**What to do**
1. List every heading in the projects text, in the order they appear.
2. Copy the projects text word for word from "One product of" to "such an environment.".

Projects

Since my arrival at Caltech, I have contributed to a number of research projects in the area of software reliability. Below, I include brief descriptions of each of the projects to which I have made a significant contribution; more information on these projects (when available) can be accessed via the corresponding entry on the link panel to the left. Also be sure to check out my Publications page.

MojaveFS

MojaveFS is a mutable distributed filesystem designed for massively distributed decentralized deployment, high availability/performance, and fault tolerance. While there exist other filesystems that aspire to the same set of lofty goals, one feature that sets MojaveFS apart from other competitors is that MojaveFS also preserves traditional (sequentially consistent) file access semantics transparently to its users.

MojaveComm 

One product of the work on MojaveFS has been the development of a general-purpose group communication protocol, called MojaveComm. From a high-level perspective, MojaveComm introduces a new "group" abstraction on top of traditional network transport protocols, allowing MojaveComm to provide certain message ordering guarantees with respect to group membership. In particular, the aim of this project is to provide a new high-level communication protocol that helps facilitate (and accelerate) the development of distributed applications by providing communication primitives with semantics more amenable to such an environment.

**Data provided**
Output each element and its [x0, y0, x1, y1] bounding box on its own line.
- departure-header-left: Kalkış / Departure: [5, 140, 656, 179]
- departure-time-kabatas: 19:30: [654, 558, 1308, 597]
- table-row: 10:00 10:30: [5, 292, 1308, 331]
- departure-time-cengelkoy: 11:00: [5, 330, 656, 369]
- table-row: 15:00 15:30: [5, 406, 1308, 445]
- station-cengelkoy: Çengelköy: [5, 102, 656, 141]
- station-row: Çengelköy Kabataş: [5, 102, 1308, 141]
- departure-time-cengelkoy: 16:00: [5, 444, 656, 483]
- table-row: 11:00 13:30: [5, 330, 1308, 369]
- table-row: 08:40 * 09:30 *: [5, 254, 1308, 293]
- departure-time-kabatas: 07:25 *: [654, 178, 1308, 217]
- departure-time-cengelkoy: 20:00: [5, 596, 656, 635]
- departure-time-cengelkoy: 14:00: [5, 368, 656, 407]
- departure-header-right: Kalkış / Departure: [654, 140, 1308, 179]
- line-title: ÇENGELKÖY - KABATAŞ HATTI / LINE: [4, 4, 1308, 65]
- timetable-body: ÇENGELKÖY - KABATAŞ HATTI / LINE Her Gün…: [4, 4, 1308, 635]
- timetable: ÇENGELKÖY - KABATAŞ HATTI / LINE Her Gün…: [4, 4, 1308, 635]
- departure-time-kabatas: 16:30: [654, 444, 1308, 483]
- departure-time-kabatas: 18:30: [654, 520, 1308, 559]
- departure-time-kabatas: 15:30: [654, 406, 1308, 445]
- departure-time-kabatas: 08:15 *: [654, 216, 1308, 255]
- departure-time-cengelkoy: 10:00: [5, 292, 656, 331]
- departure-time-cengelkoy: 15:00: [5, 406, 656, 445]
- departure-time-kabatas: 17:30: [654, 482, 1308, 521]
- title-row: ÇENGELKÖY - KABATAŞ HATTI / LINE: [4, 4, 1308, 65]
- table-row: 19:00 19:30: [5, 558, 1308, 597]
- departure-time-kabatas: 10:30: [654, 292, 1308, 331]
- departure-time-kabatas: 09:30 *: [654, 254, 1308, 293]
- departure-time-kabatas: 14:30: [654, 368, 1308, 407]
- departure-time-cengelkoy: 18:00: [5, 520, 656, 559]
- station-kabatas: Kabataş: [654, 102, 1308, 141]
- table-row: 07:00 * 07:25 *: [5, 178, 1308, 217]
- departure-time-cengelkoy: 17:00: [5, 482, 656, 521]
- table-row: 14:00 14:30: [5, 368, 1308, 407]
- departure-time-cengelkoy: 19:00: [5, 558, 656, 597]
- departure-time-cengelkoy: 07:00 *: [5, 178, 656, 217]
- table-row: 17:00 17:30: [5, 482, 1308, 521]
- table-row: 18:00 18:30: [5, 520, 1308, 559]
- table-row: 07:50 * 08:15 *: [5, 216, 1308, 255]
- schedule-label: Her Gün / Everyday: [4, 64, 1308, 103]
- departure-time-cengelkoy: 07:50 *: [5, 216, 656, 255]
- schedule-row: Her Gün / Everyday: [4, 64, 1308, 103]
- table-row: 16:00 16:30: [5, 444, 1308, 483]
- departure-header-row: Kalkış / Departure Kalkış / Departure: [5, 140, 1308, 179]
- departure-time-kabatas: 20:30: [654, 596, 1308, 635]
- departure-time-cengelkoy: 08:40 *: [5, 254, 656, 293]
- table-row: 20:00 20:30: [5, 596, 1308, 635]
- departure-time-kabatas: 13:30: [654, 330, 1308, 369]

**Solutions to the tasks**
1.
Projects
MojaveFS
MojaveComm

2.
One product of the work on MojaveFS has been the development of a general-purpose group communication protocol, called MojaveComm. From a high-level perspective, MojaveComm introduces a new "group" abstraction on top of traditional network transport protocols, allowing MojaveComm to provide certain message ordering guarantees with respect to group membership. In particular, the aim of this project is to provide a new high-level communication protocol that helps facilitate (and accelerate) the development of distributed applications by providing communication primitives with semantics more amenable to such an environment.